* [Exercise objective]:
Return the complete listing that follows, with each line reproduced exactly.

►

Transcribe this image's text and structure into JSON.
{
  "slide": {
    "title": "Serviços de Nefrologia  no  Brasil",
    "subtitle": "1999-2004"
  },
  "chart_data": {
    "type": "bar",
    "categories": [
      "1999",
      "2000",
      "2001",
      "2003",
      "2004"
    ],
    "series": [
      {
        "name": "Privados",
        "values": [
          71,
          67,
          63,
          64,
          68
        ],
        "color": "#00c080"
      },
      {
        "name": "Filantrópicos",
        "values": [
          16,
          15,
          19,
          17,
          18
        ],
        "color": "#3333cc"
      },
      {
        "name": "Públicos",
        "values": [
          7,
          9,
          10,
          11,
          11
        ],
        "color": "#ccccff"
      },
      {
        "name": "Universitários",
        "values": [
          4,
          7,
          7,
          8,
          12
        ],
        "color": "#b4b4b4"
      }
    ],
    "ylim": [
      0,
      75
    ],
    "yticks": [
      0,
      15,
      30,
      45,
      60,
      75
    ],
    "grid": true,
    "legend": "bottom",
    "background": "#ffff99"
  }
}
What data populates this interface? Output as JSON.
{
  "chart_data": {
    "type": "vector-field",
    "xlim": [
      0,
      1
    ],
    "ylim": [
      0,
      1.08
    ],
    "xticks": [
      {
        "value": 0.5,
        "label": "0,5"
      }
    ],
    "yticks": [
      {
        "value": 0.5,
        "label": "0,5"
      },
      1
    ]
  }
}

◄

* [Response to the exercise]:
Transcribe this image's text and structure into JSON.
{
  "slide": {
    "title": "Serviços de Nefrologia  no  Brasil",
    "subtitle": "1999-2004"
  },
  "chart_data": {
    "type": "bar",
    "categories": [
      "1999",
      "2000",
      "2001",
      "2003",
      "2004"
    ],
    "series": [
      {
        "name": "Privados",
        "values": [
          71,
          67,
          63,
          64,
          68
        ],
        "color": "#00c080"
      },
      {
        "name": "Filantrópicos",
        "values": [
          16,
          15,
          19,
          17,
          18
        ],
        "color": "#3333cc"
      },
      {
        "name": "Públicos",
        "values": [
          7,
          9,
          10,
          11,
          11
        ],
        "color": "#ccccff"
      },
      {
        "name": "Universitários",
        "values": [
          4,
          7,
          7,
          8,
          12
        ],
        "color": "#b4b4b4"
      }
    ],
    "ylim": [
      0,
      75
    ],
    "yticks": [
      0,
      15,
      30,
      45,
      60,
      75
    ],
    "grid": true,
    "legend": "bottom",
    "background": "#ffff99"
  }
}
What data populates this interface? Output as JSON.
{
  "chart_data": {
    "type": "vector-field",
    "xlim": [
      0,
      1
    ],
    "ylim": [
      0,
      1.08
    ],
    "xticks": [
      {
        "value": 0.5,
        "label": "0,5"
      }
    ],
    "yticks": [
      {
        "value": 0.5,
        "label": "0,5"
      },
      1
    ]
  }
}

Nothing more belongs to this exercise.